==== Data listing

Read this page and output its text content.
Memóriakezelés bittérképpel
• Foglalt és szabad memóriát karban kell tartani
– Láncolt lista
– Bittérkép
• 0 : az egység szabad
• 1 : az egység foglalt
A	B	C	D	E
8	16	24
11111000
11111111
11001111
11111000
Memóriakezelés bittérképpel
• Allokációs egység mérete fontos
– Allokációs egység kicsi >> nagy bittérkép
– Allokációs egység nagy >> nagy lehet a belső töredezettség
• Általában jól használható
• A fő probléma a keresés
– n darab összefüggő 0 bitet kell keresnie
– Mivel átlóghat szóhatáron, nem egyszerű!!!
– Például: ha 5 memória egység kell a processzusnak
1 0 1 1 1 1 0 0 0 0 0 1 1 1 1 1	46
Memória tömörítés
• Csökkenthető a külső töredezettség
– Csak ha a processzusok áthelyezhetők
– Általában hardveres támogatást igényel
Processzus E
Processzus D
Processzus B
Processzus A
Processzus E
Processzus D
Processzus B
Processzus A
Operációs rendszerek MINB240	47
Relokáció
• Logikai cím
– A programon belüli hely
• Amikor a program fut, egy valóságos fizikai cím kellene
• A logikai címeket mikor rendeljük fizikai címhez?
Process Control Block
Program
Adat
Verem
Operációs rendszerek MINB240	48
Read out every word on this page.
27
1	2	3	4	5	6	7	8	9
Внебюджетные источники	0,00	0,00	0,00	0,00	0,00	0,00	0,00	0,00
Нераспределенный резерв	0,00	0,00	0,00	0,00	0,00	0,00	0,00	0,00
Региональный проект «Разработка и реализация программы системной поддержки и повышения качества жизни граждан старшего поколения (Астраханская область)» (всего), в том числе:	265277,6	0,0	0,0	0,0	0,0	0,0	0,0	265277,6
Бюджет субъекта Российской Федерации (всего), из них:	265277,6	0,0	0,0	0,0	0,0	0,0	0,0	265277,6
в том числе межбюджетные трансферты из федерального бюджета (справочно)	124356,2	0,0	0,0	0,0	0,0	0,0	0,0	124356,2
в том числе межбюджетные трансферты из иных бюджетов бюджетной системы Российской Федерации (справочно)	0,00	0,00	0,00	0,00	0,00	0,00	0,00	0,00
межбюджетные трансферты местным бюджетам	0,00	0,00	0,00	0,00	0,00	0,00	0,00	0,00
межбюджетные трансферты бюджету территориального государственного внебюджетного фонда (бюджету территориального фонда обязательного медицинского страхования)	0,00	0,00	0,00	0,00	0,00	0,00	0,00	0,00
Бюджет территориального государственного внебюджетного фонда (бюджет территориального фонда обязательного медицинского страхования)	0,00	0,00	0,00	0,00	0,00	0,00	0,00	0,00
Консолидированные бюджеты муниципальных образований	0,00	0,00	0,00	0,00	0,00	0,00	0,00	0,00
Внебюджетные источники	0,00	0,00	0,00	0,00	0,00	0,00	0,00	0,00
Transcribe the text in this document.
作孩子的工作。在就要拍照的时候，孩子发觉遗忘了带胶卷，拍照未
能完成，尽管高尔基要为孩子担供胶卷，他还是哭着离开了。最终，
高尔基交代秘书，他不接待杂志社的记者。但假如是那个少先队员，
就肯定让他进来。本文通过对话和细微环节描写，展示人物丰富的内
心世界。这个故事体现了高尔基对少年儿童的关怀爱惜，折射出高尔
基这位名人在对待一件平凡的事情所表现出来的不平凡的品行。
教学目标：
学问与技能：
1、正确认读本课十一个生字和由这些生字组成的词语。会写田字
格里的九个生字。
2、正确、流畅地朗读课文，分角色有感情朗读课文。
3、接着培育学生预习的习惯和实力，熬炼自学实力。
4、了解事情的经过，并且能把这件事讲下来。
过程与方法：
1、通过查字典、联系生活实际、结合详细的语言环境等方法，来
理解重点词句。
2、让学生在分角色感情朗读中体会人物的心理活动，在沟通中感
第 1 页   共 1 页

========

Given task » Pull out each line of the records holding the string "справочно".

Exercise result »
в том числе межбюджетные трансферты из федерального бюджета (справочно)	124356,2	0,0	0,0	0,0	0,0	0,0	0,0	124356,2
в том числе межбюджетные трансферты из иных бюджетов бюджетной системы Российской Федерации (справочно)	0,00	0,00	0,00	0,00	0,00	0,00	0,00	0,00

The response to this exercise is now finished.